▶ What to work on:
Here are some records; copy every line that holds the word "grosse".

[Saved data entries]

══════════

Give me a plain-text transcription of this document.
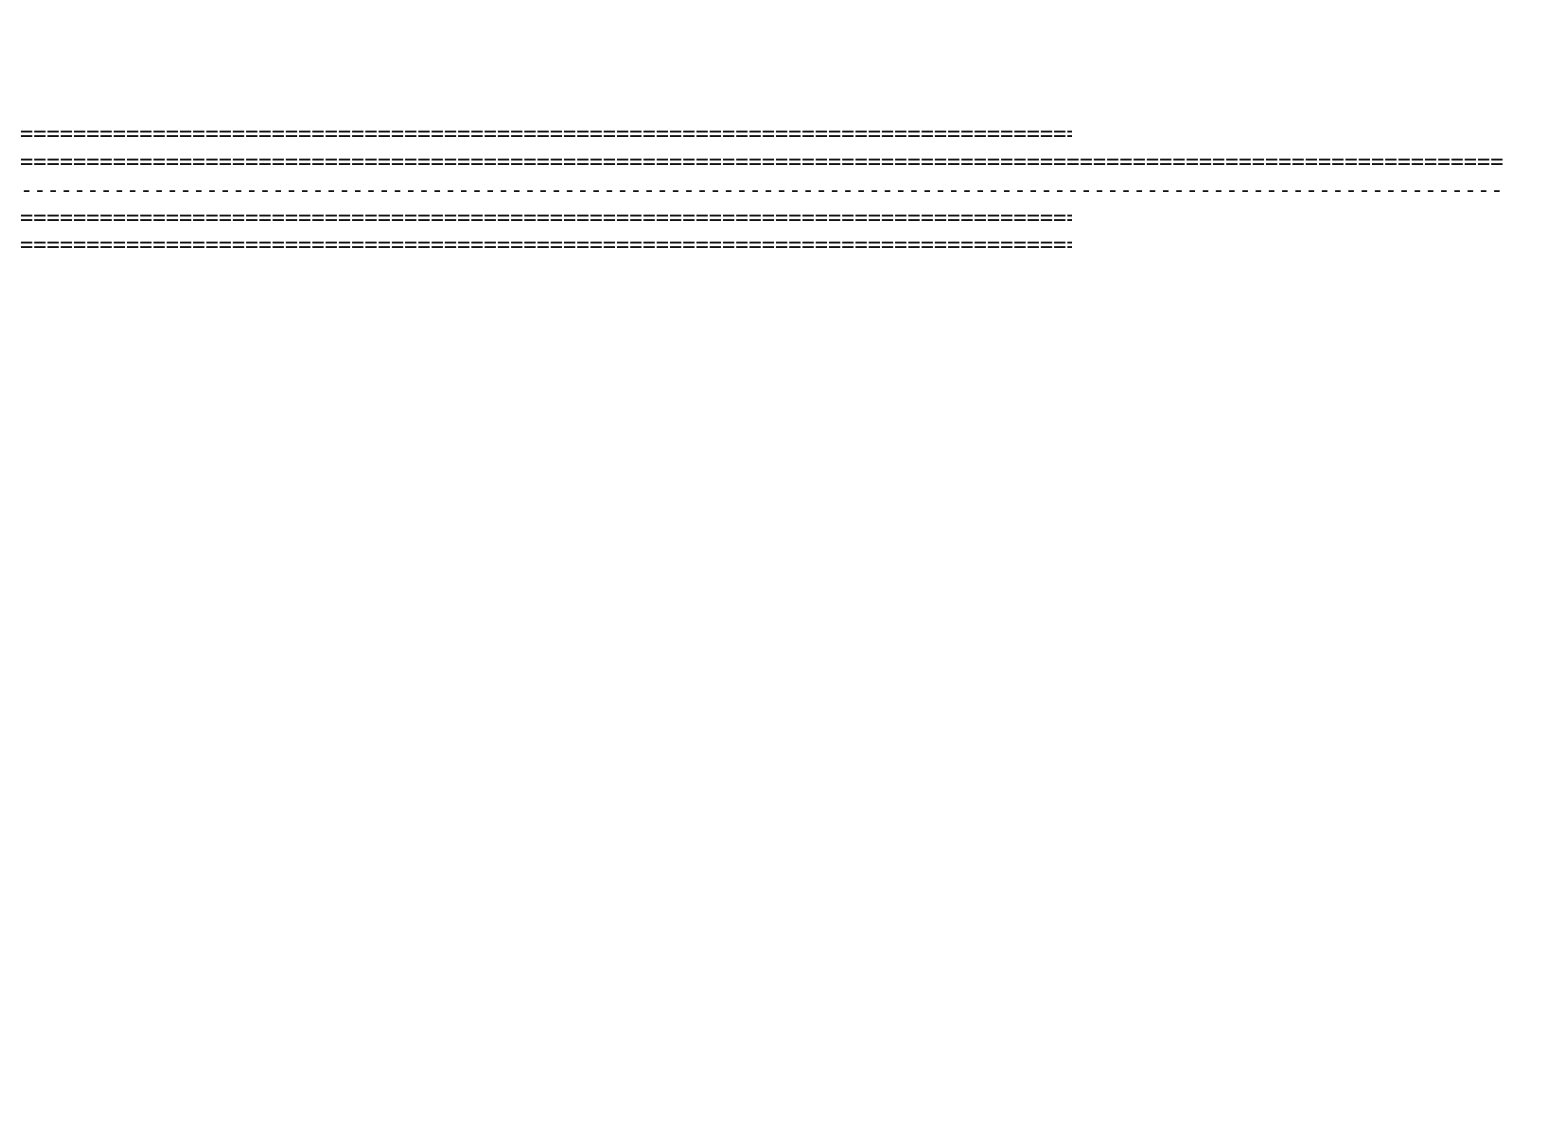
=====
=====
-----
=====
=====
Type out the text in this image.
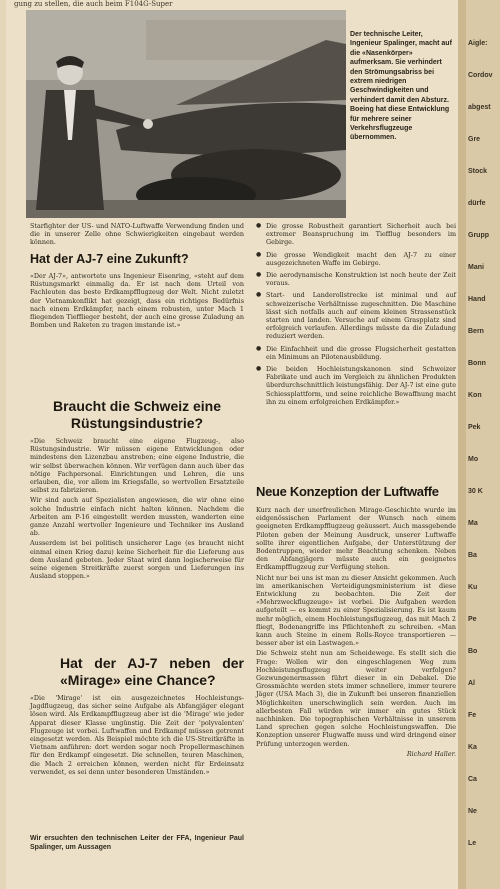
Aigle:
Cordov
abgest
Gre
Stock
dürfe
Grupp
Mani
Hand
Bern
Bonn
Kon
Pek
Mo
30 K
Ma
Ba
Ku
Pe
Bo
Al
Fe
Ka
Ca
Ne
Le
gung zu stellen, die auch beim F104G-Super
Der technische Leiter, Ingenieur Spalinger, macht auf die «Nasenkörper» aufmerksam. Sie verhindert den Strömungsabriss bei extrem niedrigen Geschwindigkeiten und verhindert damit den Absturz. Boeing hat diese Entwicklung für mehrere seiner Verkehrsflugzeuge übernommen.
Starfighter der US- und NATO-Luftwaffe Verwendung finden und die in unserer Zelle ohne Schwierigkeiten eingebaut werden können.
Hat der AJ-7 eine Zukunft?
«Der AJ-7», antwortete uns Ingenieur Eisenring, «steht auf dem Rüstungsmarkt einmalig da. Er ist nach dem Urteil von Fachleuten das beste Erdkampfflugzeug der Welt. Nicht zuletzt der Vietnamkonflikt hat gezeigt, dass ein richtiges Bedürfnis nach einem Erdkämpfer, nach einem robusten, unter Mach 1 fliegenden Tiefflieger besteht, der auch eine grosse Zuladung an Bomben und Raketen zu tragen imstande ist.»
Braucht die Schweiz eine Rüstungsindustrie?

«Die Schweiz braucht eine eigene Flugzeug-, also Rüstungsindustrie. Wir müssen eigene Entwicklungen oder mindestens den Lizenzbau anstreben; eine eigene Industrie, die wir selbst überwachen können. Wir verfügen dann auch über das nötige Fachpersonal. Einrichtungen und Lehren, die uns erlauben, die, vor allem im Kriegsfalle, so wertvollen Ersatzteile selbst zu fabrizieren.

Wir sind auch auf Spezialisten angewiesen, die wir ohne eine solche Industrie einfach nicht halten können. Nachdem die Arbeiten am P-16 eingestellt werden mussten, wanderten eine ganze Anzahl wertvoller Ingenieure und Techniker ins Ausland ab.

Ausserdem ist bei politisch unsicherer Lage (es braucht nicht einmal einen Krieg dazu) keine Sicherheit für die Lieferung aus dem Ausland geboten. Jeder Staat wird dann logischerweise für seine eigenen Streitkräfte zuerst sorgen und Lieferungen ins Ausland stoppen.»

Hat der AJ-7 neben der «Mirage» eine Chance?
«Die 'Mirage' ist ein ausgezeichnetes Hochleistungs-Jagdflugzeug, das sicher seine Aufgabe als Abfangjäger elegant lösen wird. Als Erdkampfflugzeug aber ist die 'Mirage' wie jeder Apparat dieser Klasse ungünstig. Die Zeit der 'polyvalenten' Flugzeuge ist vorbei. Luftwaffen und Erdkampf müssen getrennt eingesetzt werden. Als Beispiel möchte ich die US-Streitkräfte in Vietnam anführen: dort werden sogar noch Propellermaschinen für den Erdkampf eingesetzt. Die schnellen, teuren Maschinen, die Mach 2 erreichen können, werden nicht für Erdeinsatz verwendet, es sei denn unter besonderen Umständen.»
Wir ersuchten den technischen Leiter der FFA, Ingenieur Paul Spalinger, um Aussagen
● Die grosse Robustheit garantiert Sicherheit auch bei extremer Beanspruchung im Tiefflug besonders im Gebirge.
● Die grosse Wendigkeit macht den AJ-7 zu einer ausgezeichneten Waffe im Gebirge.
● Die aerodynamische Konstruktion ist noch heute der Zeit voraus.
● Start- und Landerollstrecke ist minimal und auf schweizerische Verhältnisse zugeschnitten. Die Maschine lässt sich notfalls auch auf einem kleinen Strassenstück starten und landen. Versuche auf einem Graspplatz sind erfolgreich verlaufen. Allerdings müsste da die Zuladung reduziert werden.
● Die Einfachheit und die grosse Flugsicherheit gestatten ein Minimum an Pilotenausbildung.
● Die beiden Hochleistungskanonen sind Schweizer Fabrikate und auch im Vergleich zu ähnlichen Produkten überdurchschnittlich leistungsfähig. Der AJ-7 ist eine gute Schiessplattform, und seine reichliche Bewaffnung macht ihn zu einem erfolgreichen Erdkämpfer.»
Neue Konzeption der Luftwaffe

Kurz nach der unerfreulichen Mirage-Geschichte wurde im eidgenössischen Parlament der Wunsch nach einem geeigneten Erdkampfflugzeug geäussert. Auch massgebende Piloten geben der Meinung Ausdruck, unserer Luftwaffe sollte ihrer eigentlichen Aufgabe, der Unterstützung der Bodentruppen, wieder mehr Beachtung schenken. Neben den Abfangjägern müsste auch ein geeignetes Erdkampfflugzeug zur Verfügung stehen.

Nicht nur bei uns ist man zu dieser Ansicht gekommen. Auch im amerikanischen Verteidigungsministerium ist diese Entwicklung zu beobachten. Die Zeit der «Mehrzweckflugzeuge» ist vorbei. Die Aufgaben werden aufgeteilt — es kommt zu einer Spezialisierung. Es ist kaum mehr möglich, einem Hochleistungsflugzeug, das mit Mach 2 fliegt, Bodenangriffe ins Pflichtenheft zu schreiben. «Man kann auch Steine in einem Rolls-Royce transportieren — besser aber ist ein Lastwagen.»

Die Schweiz steht nun am Scheidewege. Es stellt sich die Frage: Wollen wir den eingeschlagenen Weg zum Hochleistungsflugzeug weiter verfolgen? Gezwungenermassen führt dieser in ein Debakel. Die Grossmächte werden stets immer schnellere, immer teurere Jäger (USA Mach 3), die in Zukunft bei unseren finanziellen Möglichkeiten unerschwinglich sein werden. Auch im allerbesten Fall würden wir immer ein gutes Stück nachhinken. Die topographischen Verhältnisse in unserem Land sprechen gegen solche Hochleistungswaffen. Die Konzeption unserer Flugwaffe muss und wird dringend einer Prüfung unterzogen werden.

Richard Haller.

══════════

▶ Solution to this problem:
«Der AJ-7», antwortete uns Ingenieur Eisenring, «steht auf dem Rüstungsmarkt einmalig da. Er ist nach dem Urteil von Fachleuten das beste Erdkampfflugzeug der Welt. Nicht zuletzt der Vietnamkonflikt hat gezeigt, dass ein richtiges Bedürfnis nach einem Erdkämpfer, nach einem robusten, unter Mach 1 fliegenden Tiefflieger besteht, der auch eine grosse Zuladung an Bomben und Raketen zu tragen imstande ist.»
● Die grosse Robustheit garantiert Sicherheit auch bei extremer Beanspruchung im Tiefflug besonders im Gebirge.
● Die grosse Wendigkeit macht den AJ-7 zu einer ausgezeichneten Waffe im Gebirge.
● Die Einfachheit und die grosse Flugsicherheit gestatten ein Minimum an Pilotenausbildung.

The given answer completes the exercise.